**Texte à lire:**
_ _ _ _ _ _ _

Une génération et son
moment
Toute tentative permettant de reconstituer la matrice dans laquelle se sont formées ces équipes ne peut que conduire, dans un premier temps en tout cas, à explorer à la fois leurs lieux de formation et d’apprentissage, et le « bain » culturel dans lequel elles ont été immergées. Elle impliquerait donc de s’interroger sur les écoles que leurs membres ont fréquentées, sur les agences dans lesquelles ils ou elles ont travaillé et sur les œuvres et les villes auxquelles ils ou elles ont été exposé·e·s. Mais il ne s’agirait là que d’une généalogie trop courte, qui ne suffirait pas à saisir les idéaux et les méthodes de conception d’un groupe dont la cohérence est toute relative et qui ne constitue, il convient de ne pas l’oublier, qu’une fraction d’un univers professionnel et culturel plus ample, dans lequel d’autres groupes d’âges et d’autres types d’agence coexistent.
S’il est facile en termes démographiques de
considérer ce groupe comme l’émanation d’une génération, il est moins aisé de
définir avec tant soit peu de précision ce qui constitue celle-ci en tant que
telle. Certains textes classiques des sciences sociales donnent des clés pour
saisir cette notion déterminante. Dans Le Monde
de l’esprit, le philosophe
Wilhelm Dilthey a défini la génération comme étant « un groupe d’individus
reliés en un tout autonome par le fait qu’ils dépendent des mêmes grands
événements et changements survenus durant leur période de réceptivité ». Quels
pourraient être dans cette perspective les événements ayant marqué les
architectes qui nous occupent ? La fin de la Guerre froide et l’apparition
d’un monde multipolaire ? La crise écologique et le réchauffement
planétaire ? La numérisation généralisée des activités humaines ?
Tous ces changements se composent pour façonner l’espace dans lequel ils ou elles
évoluent.
Dans son essai
classique Le Problème des générations, le sociologue Karl Mannheim a donné en 1928 des indications toujours
pertinentes, affirmant que « la contemporanéité chronologique ne suffit pas
à constituer des situations de génération analogues ». Mannheim permet de
comprendre la logique des ruptures qui scandent tant l’architecture que la
politique, en mettant l’accent sur la conflictualité : « Deux
générations qui se suivent ont chacune à combattre un autre adversaire à l’extérieur
et à l’intérieur d’elles-mêmes. Alors que les vieux combattaient encore quelque
chose en eux-mêmes ou dans le monde et que tous leurs sentiments et toute leur
volonté, mais aussi leurs conceptions se définissaient par rapport à cet
adversaire, cet adversaire est disparu pour la jeunesse. »

_ _ _ _ _ _ _

**Consignes de l’exercice:**
1. Répondez à ces questions d’après le texte :
(a) Dans quel ouvrage Wilhelm Dilthey définit-il la génération ?
(b) Selon cette définition, de quoi dépendent les individus d’une génération ?
(c) En quelle année Karl Mannheim a-t-il donné ses indications sur les générations ?
2. Réécrivez le texte de « S’il est facile » à « activités humaines ? », en mettant « penseur » à la place de « philosophe ».
3. Présentez sous forme de liste le paragraphe du texte qui commence par « Dans son essai classique », en gardant ses faits principaux.

**Entrées d’éléments de mise en page:**
_ _ _ _ _ _ _

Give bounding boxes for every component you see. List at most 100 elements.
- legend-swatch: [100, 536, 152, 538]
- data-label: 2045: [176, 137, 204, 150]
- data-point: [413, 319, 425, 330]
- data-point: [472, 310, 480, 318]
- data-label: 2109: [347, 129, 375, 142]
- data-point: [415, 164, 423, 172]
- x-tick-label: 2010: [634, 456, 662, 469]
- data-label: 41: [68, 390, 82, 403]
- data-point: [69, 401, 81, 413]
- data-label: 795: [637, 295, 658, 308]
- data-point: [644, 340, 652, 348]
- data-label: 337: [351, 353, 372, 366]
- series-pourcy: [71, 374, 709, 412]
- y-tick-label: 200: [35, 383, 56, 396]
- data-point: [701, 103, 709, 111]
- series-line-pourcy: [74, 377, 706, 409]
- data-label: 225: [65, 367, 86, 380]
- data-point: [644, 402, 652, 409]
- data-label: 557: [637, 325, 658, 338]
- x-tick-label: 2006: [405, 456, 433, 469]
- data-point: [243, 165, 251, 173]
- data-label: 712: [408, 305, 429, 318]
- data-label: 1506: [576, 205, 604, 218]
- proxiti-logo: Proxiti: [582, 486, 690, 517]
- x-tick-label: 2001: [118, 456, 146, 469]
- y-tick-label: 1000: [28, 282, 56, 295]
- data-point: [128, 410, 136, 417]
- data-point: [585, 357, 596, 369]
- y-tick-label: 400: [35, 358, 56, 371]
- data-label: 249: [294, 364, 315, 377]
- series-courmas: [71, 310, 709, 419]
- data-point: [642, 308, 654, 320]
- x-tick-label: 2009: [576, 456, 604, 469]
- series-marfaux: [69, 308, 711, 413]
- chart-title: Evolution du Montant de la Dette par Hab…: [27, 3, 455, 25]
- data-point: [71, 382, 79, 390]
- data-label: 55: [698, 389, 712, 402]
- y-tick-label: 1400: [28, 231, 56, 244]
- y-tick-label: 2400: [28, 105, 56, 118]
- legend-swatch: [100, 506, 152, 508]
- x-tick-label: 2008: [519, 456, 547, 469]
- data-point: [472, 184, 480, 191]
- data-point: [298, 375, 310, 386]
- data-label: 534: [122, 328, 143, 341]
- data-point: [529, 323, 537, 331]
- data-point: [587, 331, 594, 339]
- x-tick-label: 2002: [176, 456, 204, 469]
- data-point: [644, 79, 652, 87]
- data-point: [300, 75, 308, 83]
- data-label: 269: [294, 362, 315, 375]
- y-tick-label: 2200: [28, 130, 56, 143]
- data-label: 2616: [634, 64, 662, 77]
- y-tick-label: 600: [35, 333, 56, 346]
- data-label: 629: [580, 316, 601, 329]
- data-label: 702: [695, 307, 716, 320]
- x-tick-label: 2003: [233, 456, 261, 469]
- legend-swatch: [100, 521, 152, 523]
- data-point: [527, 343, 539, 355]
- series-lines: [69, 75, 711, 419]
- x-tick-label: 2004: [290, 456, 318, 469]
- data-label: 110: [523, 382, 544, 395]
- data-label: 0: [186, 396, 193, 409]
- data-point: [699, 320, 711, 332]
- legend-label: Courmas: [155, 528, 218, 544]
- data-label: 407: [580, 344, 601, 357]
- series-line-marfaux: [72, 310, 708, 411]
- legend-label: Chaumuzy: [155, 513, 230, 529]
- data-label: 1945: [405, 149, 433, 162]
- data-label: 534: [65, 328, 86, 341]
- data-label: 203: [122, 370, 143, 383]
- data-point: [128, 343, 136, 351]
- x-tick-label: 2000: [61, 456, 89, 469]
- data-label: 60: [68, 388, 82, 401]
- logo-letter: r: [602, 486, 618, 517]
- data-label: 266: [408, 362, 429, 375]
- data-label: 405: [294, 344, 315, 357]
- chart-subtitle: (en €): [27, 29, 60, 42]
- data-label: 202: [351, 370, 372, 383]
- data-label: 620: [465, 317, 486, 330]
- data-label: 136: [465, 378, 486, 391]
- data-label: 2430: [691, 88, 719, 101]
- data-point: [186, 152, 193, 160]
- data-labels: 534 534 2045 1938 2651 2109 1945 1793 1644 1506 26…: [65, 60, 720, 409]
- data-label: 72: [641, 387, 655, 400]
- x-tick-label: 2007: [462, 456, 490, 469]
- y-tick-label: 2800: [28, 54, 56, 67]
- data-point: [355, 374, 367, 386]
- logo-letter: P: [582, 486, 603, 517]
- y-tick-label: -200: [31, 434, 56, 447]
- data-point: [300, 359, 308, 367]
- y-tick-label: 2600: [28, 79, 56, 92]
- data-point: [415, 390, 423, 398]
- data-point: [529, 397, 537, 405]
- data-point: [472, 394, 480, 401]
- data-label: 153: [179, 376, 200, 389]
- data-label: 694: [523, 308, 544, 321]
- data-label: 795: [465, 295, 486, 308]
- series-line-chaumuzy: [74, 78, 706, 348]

_ _ _ _ _ _ _

**Réponses ci-dessous:**
1.
(a) Dans Le Monde de l’esprit.
(b) Des mêmes grands événements et changements survenus durant leur période de réceptivité.
(c) En 1928.

2.
S’il est facile en termes démographiques de
considérer ce groupe comme l’émanation d’une génération, il est moins aisé de
définir avec tant soit peu de précision ce qui constitue celle-ci en tant que
telle. Certains textes classiques des sciences sociales donnent des clés pour
saisir cette notion déterminante. Dans Le Monde
de l’esprit, le penseur
Wilhelm Dilthey a défini la génération comme étant « un groupe d’individus
reliés en un tout autonome par le fait qu’ils dépendent des mêmes grands
événements et changements survenus durant leur période de réceptivité ». Quels
pourraient être dans cette perspective les événements ayant marqué les
architectes qui nous occupent ? La fin de la Guerre froide et l’apparition
d’un monde multipolaire ? La crise écologique et le réchauffement
planétaire ? La numérisation généralisée des activités humaines ?

3.
- En 1928, dans son essai classique Le Problème des générations, le sociologue Karl Mannheim a donné des indications toujours pertinentes.
- Il affirme que « la contemporanéité chronologique ne suffit pas à constituer des situations de génération analogues ».
- Il permet de comprendre la logique des ruptures qui scandent l’architecture comme la politique, en mettant l’accent sur la conflictualité.
- Deux générations qui se suivent ont chacune à combattre un autre adversaire, à l’extérieur et à l’intérieur d’elles-mêmes.
- Les vieux définissaient leurs sentiments, leur volonté et leurs conceptions par rapport à un adversaire qui a disparu pour la jeunesse.